Collected data entries
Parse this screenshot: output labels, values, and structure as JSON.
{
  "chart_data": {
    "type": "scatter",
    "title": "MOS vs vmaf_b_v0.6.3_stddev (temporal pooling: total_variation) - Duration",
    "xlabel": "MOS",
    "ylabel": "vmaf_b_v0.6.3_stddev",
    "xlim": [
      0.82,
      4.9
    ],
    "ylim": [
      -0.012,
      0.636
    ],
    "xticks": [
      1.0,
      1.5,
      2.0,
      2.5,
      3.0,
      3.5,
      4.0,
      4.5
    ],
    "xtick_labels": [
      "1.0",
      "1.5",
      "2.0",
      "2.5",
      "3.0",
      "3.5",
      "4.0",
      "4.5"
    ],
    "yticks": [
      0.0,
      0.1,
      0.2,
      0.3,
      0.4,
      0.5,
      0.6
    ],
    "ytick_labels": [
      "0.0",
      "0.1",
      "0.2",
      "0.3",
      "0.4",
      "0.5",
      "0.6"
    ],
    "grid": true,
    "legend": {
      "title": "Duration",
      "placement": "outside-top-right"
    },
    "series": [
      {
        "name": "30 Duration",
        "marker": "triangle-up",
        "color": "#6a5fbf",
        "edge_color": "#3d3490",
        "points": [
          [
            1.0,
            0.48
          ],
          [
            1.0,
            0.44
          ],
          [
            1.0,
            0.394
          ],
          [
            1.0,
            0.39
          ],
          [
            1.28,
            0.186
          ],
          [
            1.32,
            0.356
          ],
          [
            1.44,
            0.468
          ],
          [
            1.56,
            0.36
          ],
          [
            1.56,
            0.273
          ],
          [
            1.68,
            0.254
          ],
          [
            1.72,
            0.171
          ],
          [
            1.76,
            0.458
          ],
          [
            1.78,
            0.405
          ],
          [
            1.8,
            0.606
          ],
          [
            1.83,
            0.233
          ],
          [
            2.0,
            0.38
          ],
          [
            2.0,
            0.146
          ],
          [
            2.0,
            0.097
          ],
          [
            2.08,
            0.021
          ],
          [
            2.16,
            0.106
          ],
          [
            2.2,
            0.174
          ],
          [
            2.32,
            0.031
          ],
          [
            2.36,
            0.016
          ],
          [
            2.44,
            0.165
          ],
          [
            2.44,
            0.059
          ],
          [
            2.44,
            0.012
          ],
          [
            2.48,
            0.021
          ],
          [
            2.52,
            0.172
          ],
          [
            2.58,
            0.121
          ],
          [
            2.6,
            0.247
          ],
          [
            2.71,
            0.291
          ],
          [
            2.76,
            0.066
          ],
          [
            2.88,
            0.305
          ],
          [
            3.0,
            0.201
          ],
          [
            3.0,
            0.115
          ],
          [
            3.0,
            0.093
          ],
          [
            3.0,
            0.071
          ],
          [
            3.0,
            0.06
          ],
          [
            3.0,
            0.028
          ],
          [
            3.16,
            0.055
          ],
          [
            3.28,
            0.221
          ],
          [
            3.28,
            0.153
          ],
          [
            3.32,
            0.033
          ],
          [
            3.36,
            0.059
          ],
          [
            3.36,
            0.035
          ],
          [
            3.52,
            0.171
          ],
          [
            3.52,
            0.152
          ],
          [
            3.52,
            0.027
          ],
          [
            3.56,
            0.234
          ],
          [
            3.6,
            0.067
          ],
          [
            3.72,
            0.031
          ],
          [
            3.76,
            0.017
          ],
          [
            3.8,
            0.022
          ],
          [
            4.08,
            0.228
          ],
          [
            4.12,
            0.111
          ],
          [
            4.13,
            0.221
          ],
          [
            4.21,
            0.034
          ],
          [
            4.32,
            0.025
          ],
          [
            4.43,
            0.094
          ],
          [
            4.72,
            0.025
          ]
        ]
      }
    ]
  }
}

▶ [Task instructions]: Go through the records and print each one exactly.

▶ [Written answer]:
Parse this screenshot: output labels, values, and structure as JSON.
{
  "chart_data": {
    "type": "scatter",
    "title": "MOS vs vmaf_b_v0.6.3_stddev (temporal pooling: total_variation) - Duration",
    "xlabel": "MOS",
    "ylabel": "vmaf_b_v0.6.3_stddev",
    "xlim": [
      0.82,
      4.9
    ],
    "ylim": [
      -0.012,
      0.636
    ],
    "xticks": [
      1.0,
      1.5,
      2.0,
      2.5,
      3.0,
      3.5,
      4.0,
      4.5
    ],
    "xtick_labels": [
      "1.0",
      "1.5",
      "2.0",
      "2.5",
      "3.0",
      "3.5",
      "4.0",
      "4.5"
    ],
    "yticks": [
      0.0,
      0.1,
      0.2,
      0.3,
      0.4,
      0.5,
      0.6
    ],
    "ytick_labels": [
      "0.0",
      "0.1",
      "0.2",
      "0.3",
      "0.4",
      "0.5",
      "0.6"
    ],
    "grid": true,
    "legend": {
      "title": "Duration",
      "placement": "outside-top-right"
    },
    "series": [
      {
        "name": "30 Duration",
        "marker": "triangle-up",
        "color": "#6a5fbf",
        "edge_color": "#3d3490",
        "points": [
          [
            1.0,
            0.48
          ],
          [
            1.0,
            0.44
          ],
          [
            1.0,
            0.394
          ],
          [
            1.0,
            0.39
          ],
          [
            1.28,
            0.186
          ],
          [
            1.32,
            0.356
          ],
          [
            1.44,
            0.468
          ],
          [
            1.56,
            0.36
          ],
          [
            1.56,
            0.273
          ],
          [
            1.68,
            0.254
          ],
          [
            1.72,
            0.171
          ],
          [
            1.76,
            0.458
          ],
          [
            1.78,
            0.405
          ],
          [
            1.8,
            0.606
          ],
          [
            1.83,
            0.233
          ],
          [
            2.0,
            0.38
          ],
          [
            2.0,
            0.146
          ],
          [
            2.0,
            0.097
          ],
          [
            2.08,
            0.021
          ],
          [
            2.16,
            0.106
          ],
          [
            2.2,
            0.174
          ],
          [
            2.32,
            0.031
          ],
          [
            2.36,
            0.016
          ],
          [
            2.44,
            0.165
          ],
          [
            2.44,
            0.059
          ],
          [
            2.44,
            0.012
          ],
          [
            2.48,
            0.021
          ],
          [
            2.52,
            0.172
          ],
          [
            2.58,
            0.121
          ],
          [
            2.6,
            0.247
          ],
          [
            2.71,
            0.291
          ],
          [
            2.76,
            0.066
          ],
          [
            2.88,
            0.305
          ],
          [
            3.0,
            0.201
          ],
          [
            3.0,
            0.115
          ],
          [
            3.0,
            0.093
          ],
          [
            3.0,
            0.071
          ],
          [
            3.0,
            0.06
          ],
          [
            3.0,
            0.028
          ],
          [
            3.16,
            0.055
          ],
          [
            3.28,
            0.221
          ],
          [
            3.28,
            0.153
          ],
          [
            3.32,
            0.033
          ],
          [
            3.36,
            0.059
          ],
          [
            3.36,
            0.035
          ],
          [
            3.52,
            0.171
          ],
          [
            3.52,
            0.152
          ],
          [
            3.52,
            0.027
          ],
          [
            3.56,
            0.234
          ],
          [
            3.6,
            0.067
          ],
          [
            3.72,
            0.031
          ],
          [
            3.76,
            0.017
          ],
          [
            3.8,
            0.022
          ],
          [
            4.08,
            0.228
          ],
          [
            4.12,
            0.111
          ],
          [
            4.13,
            0.221
          ],
          [
            4.21,
            0.034
          ],
          [
            4.32,
            0.025
          ],
          [
            4.43,
            0.094
          ],
          [
            4.72,
            0.025
          ]
        ]
      }
    ]
  }
}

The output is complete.